## Your instructions
Rewrite the listing below as a Markdown table with the columns "Row" and "Line", one row per line, skipping blank lines and leaving out the pictures.

## Excerpt from a data file
· · · ·

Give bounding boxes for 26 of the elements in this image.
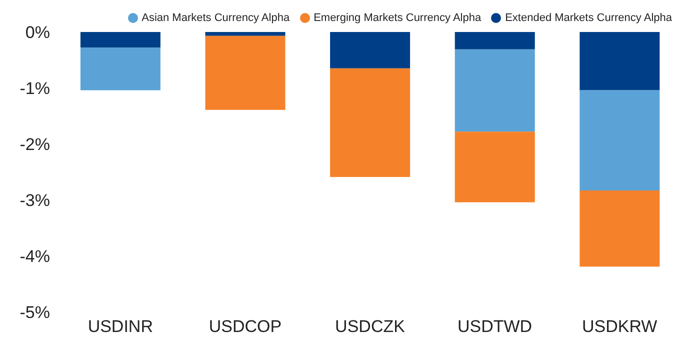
y-tick-label: -2% — [20, 135, 50, 154]
bar — [580, 190, 660, 267]
x-tick-label: USDCOP — [208, 317, 282, 336]
legend-label: Asian Markets Currency Alpha — [142, 12, 290, 24]
bar — [205, 36, 286, 110]
bar — [205, 32, 286, 36]
x-tick-label: USDTWD — [457, 317, 532, 336]
bar — [454, 132, 535, 202]
bar — [454, 32, 535, 50]
legend-label: Emerging Markets Currency Alpha — [314, 12, 482, 24]
x-tick-label: USDKRW — [582, 317, 658, 336]
y-tick-label: -1% — [20, 79, 50, 98]
y-tick-label: -4% — [20, 247, 50, 266]
bar — [580, 32, 660, 90]
bar — [80, 32, 160, 48]
y-tick-label: 0% — [25, 23, 50, 42]
bar — [580, 90, 660, 190]
y-tick-label: -3% — [20, 191, 50, 210]
legend-label: Extended Markets Currency Alpha — [505, 12, 672, 24]
x-tick-label: USDCZK — [335, 317, 406, 336]
x-tick-label: USDINR — [88, 317, 153, 336]
bar — [330, 68, 410, 178]
bar — [330, 32, 410, 68]
y-tick-label: -5% — [20, 303, 50, 322]
bar — [80, 48, 160, 90]
bar — [454, 49, 535, 132]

· · · ·

## Exercise answer
| Row | Line |
|---|---|
| 1 | Give bounding boxes for 26 of the elements in this image. |
| 2 | y-tick-label: -2% — [20, 135, 50, 154] |
| 3 | bar — [580, 190, 660, 267] |
| 4 | x-tick-label: USDCOP — [208, 317, 282, 336] |
| 5 | legend-label: Asian Markets Currency Alpha — [142, 12, 290, 24] |
| 6 | bar — [205, 36, 286, 110] |
| 7 | bar — [205, 32, 286, 36] |
| 8 | x-tick-label: USDTWD — [457, 317, 532, 336] |
| 9 | bar — [454, 132, 535, 202] |
| 10 | bar — [454, 32, 535, 50] |
| 11 | legend-label: Emerging Markets Currency Alpha — [314, 12, 482, 24] |
| 12 | x-tick-label: USDKRW — [582, 317, 658, 336] |
| 13 | y-tick-label: -1% — [20, 79, 50, 98] |
| 14 | y-tick-label: -4% — [20, 247, 50, 266] |
| 15 | bar — [580, 32, 660, 90] |
| 16 | bar — [80, 32, 160, 48] |
| 17 | y-tick-label: 0% — [25, 23, 50, 42] |
| 18 | bar — [580, 90, 660, 190] |
| 19 | y-tick-label: -3% — [20, 191, 50, 210] |
| 20 | legend-label: Extended Markets Currency Alpha — [505, 12, 672, 24] |
| 21 | x-tick-label: USDCZK — [335, 317, 406, 336] |
| 22 | x-tick-label: USDINR — [88, 317, 153, 336] |
| 23 | bar — [330, 68, 410, 178] |
| 24 | bar — [330, 32, 410, 68] |
| 25 | y-tick-label: -5% — [20, 303, 50, 322] |
| 26 | bar — [80, 48, 160, 90] |
| 27 | bar — [454, 49, 535, 132] |